Exercise instructions.
Show every line below where "江苏省发展改革委" can be found.

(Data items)

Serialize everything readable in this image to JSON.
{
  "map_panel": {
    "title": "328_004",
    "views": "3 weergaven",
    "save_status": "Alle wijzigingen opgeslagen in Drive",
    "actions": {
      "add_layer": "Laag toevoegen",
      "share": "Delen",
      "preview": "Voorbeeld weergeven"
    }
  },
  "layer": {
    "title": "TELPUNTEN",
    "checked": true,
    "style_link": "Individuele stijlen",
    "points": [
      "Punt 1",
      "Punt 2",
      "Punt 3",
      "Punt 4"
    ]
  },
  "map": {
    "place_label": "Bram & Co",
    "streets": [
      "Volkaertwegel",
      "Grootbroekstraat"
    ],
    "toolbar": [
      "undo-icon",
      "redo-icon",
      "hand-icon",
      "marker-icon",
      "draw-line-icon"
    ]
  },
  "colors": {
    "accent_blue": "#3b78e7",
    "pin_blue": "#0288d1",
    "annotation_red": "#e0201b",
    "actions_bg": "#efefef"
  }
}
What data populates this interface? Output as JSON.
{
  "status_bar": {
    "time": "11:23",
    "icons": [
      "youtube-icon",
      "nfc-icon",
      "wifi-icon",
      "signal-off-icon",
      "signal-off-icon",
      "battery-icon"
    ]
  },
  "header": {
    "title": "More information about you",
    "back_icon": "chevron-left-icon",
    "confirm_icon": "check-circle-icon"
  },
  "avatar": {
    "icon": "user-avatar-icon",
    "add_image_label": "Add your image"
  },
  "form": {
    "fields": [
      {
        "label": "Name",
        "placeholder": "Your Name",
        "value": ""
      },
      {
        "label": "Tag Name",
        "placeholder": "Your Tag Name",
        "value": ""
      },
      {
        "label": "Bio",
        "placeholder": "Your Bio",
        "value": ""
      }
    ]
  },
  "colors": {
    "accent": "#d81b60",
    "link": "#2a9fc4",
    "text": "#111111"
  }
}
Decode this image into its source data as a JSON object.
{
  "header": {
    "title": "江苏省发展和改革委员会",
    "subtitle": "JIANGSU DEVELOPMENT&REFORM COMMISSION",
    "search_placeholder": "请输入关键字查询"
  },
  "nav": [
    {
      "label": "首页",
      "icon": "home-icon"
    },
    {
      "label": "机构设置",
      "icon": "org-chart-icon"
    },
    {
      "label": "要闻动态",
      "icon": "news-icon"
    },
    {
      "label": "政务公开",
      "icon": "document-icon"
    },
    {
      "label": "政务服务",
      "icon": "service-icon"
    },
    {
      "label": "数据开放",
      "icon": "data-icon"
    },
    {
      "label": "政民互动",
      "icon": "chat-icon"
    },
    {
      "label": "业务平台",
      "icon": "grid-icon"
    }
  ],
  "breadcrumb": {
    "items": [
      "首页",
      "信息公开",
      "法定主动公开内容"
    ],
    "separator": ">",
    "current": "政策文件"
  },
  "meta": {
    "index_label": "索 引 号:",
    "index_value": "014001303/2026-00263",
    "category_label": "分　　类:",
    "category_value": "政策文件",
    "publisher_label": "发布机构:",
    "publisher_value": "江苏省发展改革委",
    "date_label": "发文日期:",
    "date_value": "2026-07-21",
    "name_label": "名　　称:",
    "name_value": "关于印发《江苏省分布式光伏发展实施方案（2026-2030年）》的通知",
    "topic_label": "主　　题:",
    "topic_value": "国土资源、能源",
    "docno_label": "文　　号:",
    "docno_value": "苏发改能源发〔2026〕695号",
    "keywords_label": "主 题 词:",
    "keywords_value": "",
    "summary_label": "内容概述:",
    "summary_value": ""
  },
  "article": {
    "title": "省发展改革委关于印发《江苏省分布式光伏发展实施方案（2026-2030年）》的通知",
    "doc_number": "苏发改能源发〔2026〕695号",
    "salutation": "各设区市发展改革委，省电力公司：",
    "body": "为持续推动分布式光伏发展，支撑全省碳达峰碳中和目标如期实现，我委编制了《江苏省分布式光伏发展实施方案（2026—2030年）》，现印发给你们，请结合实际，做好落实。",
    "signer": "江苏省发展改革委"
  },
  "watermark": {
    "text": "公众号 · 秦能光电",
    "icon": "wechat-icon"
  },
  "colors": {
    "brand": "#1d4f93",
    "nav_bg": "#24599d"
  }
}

Worked answer.
    "publisher_value": "江苏省发展改革委",
    "signer": "江苏省发展改革委"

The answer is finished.